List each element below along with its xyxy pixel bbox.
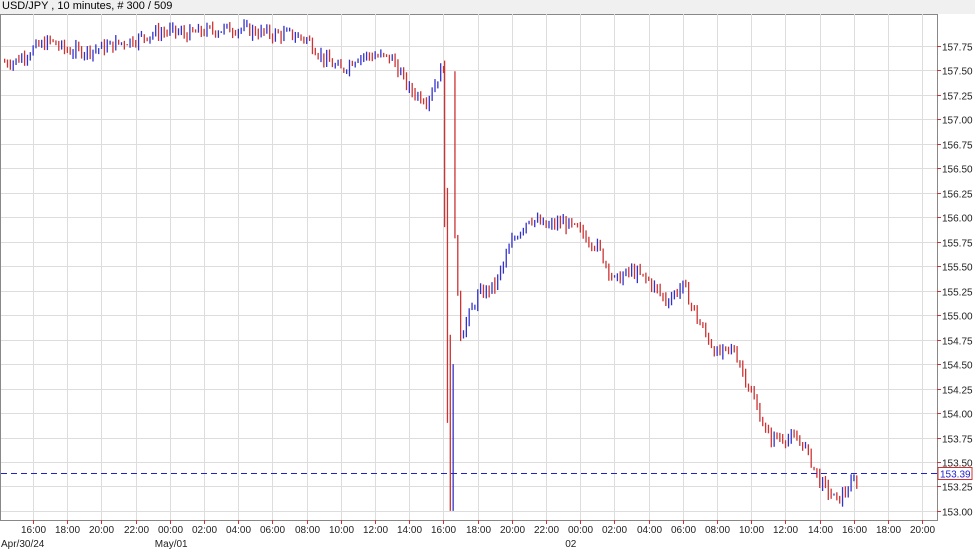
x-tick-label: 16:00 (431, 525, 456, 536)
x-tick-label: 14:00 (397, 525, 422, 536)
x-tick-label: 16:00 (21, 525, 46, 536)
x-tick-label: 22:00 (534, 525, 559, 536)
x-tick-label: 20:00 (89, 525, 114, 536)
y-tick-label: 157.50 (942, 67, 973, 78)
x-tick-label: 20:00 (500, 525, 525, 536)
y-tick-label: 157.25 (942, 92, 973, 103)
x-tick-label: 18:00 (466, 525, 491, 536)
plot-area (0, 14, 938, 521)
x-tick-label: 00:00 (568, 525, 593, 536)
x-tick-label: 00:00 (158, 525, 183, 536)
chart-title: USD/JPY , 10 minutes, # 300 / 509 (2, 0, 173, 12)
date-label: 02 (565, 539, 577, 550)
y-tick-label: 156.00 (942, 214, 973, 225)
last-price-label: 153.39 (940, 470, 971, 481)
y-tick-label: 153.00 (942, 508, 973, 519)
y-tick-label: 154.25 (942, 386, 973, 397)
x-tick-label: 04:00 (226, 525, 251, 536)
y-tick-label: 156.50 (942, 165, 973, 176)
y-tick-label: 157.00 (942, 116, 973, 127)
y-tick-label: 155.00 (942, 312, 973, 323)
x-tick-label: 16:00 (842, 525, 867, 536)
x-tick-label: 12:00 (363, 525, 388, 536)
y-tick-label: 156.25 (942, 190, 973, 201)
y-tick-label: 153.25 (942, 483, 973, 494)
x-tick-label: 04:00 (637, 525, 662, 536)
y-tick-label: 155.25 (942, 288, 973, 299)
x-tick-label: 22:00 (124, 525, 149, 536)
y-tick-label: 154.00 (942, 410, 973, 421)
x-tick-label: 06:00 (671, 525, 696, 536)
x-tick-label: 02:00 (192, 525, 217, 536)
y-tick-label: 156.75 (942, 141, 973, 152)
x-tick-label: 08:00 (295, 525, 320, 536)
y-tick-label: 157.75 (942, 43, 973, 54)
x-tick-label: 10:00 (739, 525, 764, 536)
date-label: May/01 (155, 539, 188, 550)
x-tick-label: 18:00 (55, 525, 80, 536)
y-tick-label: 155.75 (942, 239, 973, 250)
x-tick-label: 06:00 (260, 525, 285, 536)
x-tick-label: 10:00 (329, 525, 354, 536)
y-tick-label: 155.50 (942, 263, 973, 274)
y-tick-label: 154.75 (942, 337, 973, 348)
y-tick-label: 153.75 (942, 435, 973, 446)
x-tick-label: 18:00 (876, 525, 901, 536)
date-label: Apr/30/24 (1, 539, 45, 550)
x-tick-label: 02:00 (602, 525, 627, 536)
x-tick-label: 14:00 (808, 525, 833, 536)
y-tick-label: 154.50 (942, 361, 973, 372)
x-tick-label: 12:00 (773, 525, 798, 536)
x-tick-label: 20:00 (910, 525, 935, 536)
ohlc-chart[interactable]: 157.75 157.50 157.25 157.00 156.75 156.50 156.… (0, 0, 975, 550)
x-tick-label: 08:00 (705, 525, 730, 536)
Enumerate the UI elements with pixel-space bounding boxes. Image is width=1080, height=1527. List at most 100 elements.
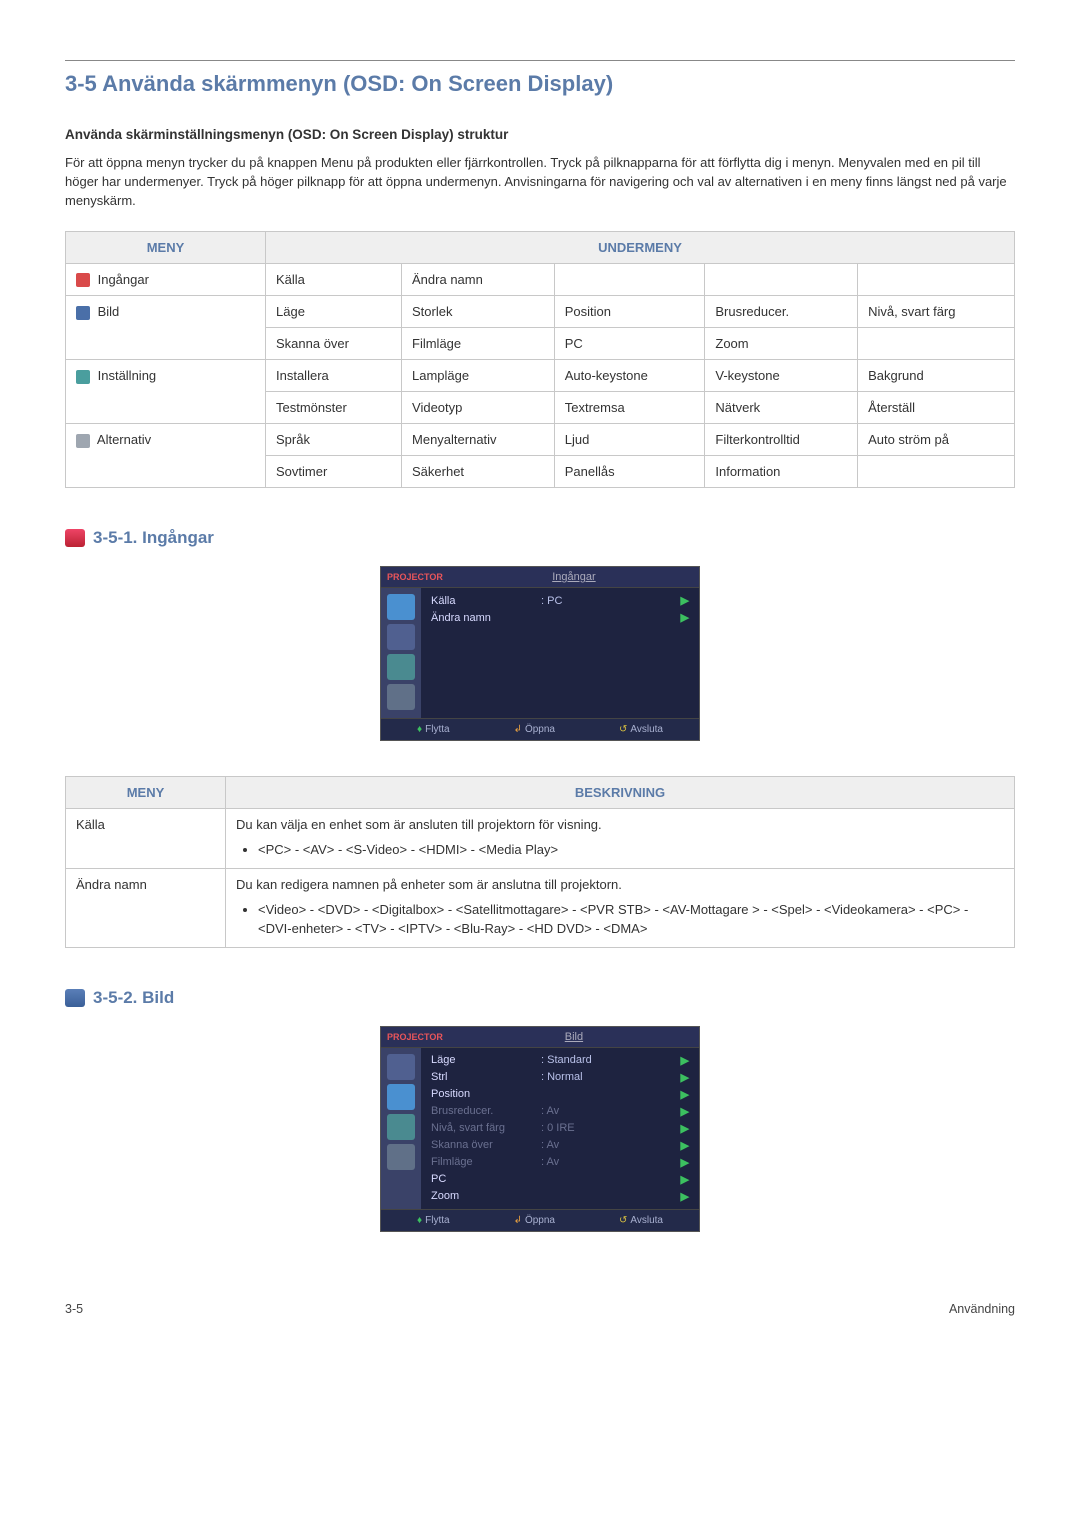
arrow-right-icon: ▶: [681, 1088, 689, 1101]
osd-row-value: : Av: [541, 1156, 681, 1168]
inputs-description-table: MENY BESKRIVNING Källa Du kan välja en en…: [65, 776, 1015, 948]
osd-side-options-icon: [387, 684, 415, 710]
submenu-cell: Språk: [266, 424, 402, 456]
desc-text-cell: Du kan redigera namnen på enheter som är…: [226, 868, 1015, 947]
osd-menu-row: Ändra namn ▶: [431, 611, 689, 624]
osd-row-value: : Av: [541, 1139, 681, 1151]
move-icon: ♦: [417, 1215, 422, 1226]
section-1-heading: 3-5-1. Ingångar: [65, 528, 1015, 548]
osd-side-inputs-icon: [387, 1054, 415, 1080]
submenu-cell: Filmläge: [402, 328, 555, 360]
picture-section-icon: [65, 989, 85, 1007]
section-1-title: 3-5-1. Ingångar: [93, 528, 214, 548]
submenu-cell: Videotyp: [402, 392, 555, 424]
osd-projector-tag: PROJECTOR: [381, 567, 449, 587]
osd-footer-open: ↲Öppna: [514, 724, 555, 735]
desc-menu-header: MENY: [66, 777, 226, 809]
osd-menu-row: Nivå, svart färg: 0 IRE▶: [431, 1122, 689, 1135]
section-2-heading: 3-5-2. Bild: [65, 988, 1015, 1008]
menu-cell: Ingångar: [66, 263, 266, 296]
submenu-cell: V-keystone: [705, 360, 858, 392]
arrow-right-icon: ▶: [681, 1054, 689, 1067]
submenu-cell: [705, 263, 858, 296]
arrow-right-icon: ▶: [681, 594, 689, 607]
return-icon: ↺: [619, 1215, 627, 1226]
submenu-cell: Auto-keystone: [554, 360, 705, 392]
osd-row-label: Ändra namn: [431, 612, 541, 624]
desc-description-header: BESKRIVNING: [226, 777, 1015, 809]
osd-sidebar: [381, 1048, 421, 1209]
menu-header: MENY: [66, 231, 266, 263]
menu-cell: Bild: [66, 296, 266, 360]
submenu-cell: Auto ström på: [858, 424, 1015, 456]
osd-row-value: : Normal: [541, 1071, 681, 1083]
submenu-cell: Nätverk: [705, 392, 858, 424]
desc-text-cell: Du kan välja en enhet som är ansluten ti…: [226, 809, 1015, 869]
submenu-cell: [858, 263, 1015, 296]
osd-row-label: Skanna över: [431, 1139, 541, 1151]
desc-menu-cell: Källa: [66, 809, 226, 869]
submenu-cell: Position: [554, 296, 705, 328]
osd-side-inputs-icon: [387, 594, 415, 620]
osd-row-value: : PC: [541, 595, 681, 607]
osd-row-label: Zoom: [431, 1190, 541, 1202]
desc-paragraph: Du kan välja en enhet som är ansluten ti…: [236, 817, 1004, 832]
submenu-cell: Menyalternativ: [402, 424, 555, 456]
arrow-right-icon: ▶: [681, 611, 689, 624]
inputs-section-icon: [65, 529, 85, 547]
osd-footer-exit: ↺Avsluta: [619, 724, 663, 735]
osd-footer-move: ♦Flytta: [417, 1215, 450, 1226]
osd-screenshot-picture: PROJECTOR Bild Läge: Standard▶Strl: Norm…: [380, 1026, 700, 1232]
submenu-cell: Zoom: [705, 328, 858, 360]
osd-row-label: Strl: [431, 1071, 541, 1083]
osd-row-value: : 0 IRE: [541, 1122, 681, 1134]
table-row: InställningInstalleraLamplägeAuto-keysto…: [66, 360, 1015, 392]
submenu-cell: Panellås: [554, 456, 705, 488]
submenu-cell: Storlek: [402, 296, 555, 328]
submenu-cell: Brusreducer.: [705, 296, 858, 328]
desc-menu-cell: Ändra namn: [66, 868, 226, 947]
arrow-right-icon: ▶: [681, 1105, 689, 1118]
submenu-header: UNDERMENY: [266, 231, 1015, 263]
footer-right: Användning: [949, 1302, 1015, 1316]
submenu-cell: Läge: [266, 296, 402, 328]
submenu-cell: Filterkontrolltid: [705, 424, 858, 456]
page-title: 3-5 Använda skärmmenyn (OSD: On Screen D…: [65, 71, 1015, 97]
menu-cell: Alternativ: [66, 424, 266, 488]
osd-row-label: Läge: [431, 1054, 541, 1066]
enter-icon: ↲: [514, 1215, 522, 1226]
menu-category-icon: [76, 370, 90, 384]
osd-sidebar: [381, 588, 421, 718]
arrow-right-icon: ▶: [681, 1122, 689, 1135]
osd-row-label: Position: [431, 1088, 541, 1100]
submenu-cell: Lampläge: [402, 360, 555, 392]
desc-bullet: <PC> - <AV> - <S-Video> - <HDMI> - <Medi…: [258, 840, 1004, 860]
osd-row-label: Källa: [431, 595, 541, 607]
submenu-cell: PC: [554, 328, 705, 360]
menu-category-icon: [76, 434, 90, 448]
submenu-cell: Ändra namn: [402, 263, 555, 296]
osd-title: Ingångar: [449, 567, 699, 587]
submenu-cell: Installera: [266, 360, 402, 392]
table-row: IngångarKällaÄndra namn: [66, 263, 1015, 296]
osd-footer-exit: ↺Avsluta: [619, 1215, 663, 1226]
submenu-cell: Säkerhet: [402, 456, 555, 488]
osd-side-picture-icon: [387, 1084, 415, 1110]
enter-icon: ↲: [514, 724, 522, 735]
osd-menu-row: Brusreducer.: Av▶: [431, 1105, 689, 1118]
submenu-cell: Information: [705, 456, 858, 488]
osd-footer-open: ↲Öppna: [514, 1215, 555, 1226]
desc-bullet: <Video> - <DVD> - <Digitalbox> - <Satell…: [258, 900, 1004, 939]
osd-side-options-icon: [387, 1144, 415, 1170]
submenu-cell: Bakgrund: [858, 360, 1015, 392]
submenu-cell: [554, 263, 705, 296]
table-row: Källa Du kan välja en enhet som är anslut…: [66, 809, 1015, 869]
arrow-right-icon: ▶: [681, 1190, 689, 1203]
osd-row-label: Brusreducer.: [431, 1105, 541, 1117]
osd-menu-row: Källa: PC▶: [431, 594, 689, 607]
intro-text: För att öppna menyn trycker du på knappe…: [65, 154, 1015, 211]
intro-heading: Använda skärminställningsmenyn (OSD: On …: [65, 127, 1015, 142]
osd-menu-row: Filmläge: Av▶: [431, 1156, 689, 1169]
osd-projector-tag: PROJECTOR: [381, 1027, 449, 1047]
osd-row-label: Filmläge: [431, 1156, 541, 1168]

-*-

Task prompt ::
Reproduce the lines between the one holding "x-tick-label: 16:00 (431, 525, 456, 536)" and the one holding "x-tick-label: 08:00 (705, 525, 730, 536)", inclusive, changing "y-tick-label" to "y-axis-label" and keeping everything else the same.

Reply to the task ::
x-tick-label: 16:00 (431, 525, 456, 536)
x-tick-label: 14:00 (397, 525, 422, 536)
x-tick-label: 16:00 (21, 525, 46, 536)
x-tick-label: 22:00 (534, 525, 559, 536)
x-tick-label: 20:00 (89, 525, 114, 536)
y-axis-label: 157.50 (942, 67, 973, 78)
x-tick-label: 20:00 (500, 525, 525, 536)
y-axis-label: 157.25 (942, 92, 973, 103)
x-tick-label: 18:00 (466, 525, 491, 536)
plot-area (0, 14, 938, 521)
x-tick-label: 00:00 (568, 525, 593, 536)
x-tick-label: 00:00 (158, 525, 183, 536)
chart-title: USD/JPY , 10 minutes, # 300 / 509 (2, 0, 173, 12)
date-label: 02 (565, 539, 577, 550)
y-axis-label: 156.00 (942, 214, 973, 225)
last-price-label: 153.39 (940, 470, 971, 481)
y-axis-label: 153.00 (942, 508, 973, 519)
y-axis-label: 154.25 (942, 386, 973, 397)
x-tick-label: 04:00 (226, 525, 251, 536)
y-axis-label: 156.50 (942, 165, 973, 176)
y-axis-label: 157.00 (942, 116, 973, 127)
y-axis-label: 155.00 (942, 312, 973, 323)
x-tick-label: 16:00 (842, 525, 867, 536)
x-tick-label: 12:00 (363, 525, 388, 536)
y-axis-label: 156.25 (942, 190, 973, 201)
y-axis-label: 153.25 (942, 483, 973, 494)
x-tick-label: 04:00 (637, 525, 662, 536)
y-axis-label: 155.25 (942, 288, 973, 299)
x-tick-label: 22:00 (124, 525, 149, 536)
y-axis-label: 154.00 (942, 410, 973, 421)
x-tick-label: 06:00 (671, 525, 696, 536)
x-tick-label: 02:00 (192, 525, 217, 536)
y-axis-label: 156.75 (942, 141, 973, 152)
x-tick-label: 08:00 (295, 525, 320, 536)
y-axis-label: 157.75 (942, 43, 973, 54)
x-tick-label: 10:00 (739, 525, 764, 536)
date-label: May/01 (155, 539, 188, 550)
x-tick-label: 18:00 (55, 525, 80, 536)
y-axis-label: 155.75 (942, 239, 973, 250)
x-tick-label: 06:00 (260, 525, 285, 536)
x-tick-label: 10:00 (329, 525, 354, 536)
y-axis-label: 155.50 (942, 263, 973, 274)
y-axis-label: 154.75 (942, 337, 973, 348)
y-axis-label: 153.75 (942, 435, 973, 446)
x-tick-label: 18:00 (876, 525, 901, 536)
date-label: Apr/30/24 (1, 539, 45, 550)
x-tick-label: 02:00 (602, 525, 627, 536)
x-tick-label: 14:00 (808, 525, 833, 536)
y-axis-label: 154.50 (942, 361, 973, 372)
x-tick-label: 12:00 (773, 525, 798, 536)
x-tick-label: 20:00 (910, 525, 935, 536)
ohlc-chart[interactable]: 157.75 157.50 157.25 157.00 156.75 156.50 156.… (0, 0, 975, 550)
x-tick-label: 08:00 (705, 525, 730, 536)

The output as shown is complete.